» What needs to be done
Work out how many lines hold the string "Power". Give that number and nothing more.

» Exercise materials
-------------------------
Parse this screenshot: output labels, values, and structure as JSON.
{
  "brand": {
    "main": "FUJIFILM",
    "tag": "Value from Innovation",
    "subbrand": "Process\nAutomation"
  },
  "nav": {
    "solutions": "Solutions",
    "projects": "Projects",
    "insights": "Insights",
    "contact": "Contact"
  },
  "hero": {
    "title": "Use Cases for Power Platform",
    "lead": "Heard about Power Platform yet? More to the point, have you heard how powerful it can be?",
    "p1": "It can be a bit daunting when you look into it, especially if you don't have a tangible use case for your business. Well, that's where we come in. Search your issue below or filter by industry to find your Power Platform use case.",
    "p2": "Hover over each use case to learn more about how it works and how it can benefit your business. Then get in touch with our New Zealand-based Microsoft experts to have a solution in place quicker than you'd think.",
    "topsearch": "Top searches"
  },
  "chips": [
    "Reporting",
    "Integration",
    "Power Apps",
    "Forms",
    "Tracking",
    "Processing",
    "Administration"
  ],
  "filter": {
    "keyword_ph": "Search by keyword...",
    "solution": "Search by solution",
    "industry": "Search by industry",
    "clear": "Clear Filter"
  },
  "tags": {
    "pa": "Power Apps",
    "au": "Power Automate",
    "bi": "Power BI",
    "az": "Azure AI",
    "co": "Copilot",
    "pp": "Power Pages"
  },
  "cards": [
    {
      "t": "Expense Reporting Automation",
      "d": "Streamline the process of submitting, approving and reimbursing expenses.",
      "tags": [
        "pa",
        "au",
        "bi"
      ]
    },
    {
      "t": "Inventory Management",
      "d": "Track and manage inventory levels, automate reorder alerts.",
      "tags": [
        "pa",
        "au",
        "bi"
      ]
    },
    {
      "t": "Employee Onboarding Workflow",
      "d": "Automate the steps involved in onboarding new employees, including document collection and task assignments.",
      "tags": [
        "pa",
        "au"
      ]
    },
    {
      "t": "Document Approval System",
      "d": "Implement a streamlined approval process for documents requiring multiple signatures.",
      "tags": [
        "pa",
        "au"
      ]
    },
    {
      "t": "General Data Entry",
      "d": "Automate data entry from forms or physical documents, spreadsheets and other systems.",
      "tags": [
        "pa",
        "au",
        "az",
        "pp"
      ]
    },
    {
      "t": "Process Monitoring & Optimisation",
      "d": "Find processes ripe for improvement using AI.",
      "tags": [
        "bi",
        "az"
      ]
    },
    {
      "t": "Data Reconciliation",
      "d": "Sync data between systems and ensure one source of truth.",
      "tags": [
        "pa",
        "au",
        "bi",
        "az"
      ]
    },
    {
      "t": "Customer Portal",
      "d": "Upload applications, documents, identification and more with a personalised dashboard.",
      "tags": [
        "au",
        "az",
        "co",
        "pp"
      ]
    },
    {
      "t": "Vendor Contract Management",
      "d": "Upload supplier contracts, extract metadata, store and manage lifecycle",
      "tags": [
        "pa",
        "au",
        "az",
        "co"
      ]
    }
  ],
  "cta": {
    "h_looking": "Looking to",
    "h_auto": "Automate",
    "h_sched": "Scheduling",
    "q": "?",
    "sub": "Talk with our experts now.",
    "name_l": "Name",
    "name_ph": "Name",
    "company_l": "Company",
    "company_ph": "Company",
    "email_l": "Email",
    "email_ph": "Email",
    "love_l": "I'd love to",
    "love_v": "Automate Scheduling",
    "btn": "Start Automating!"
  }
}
-------------------------
» Expected answer
8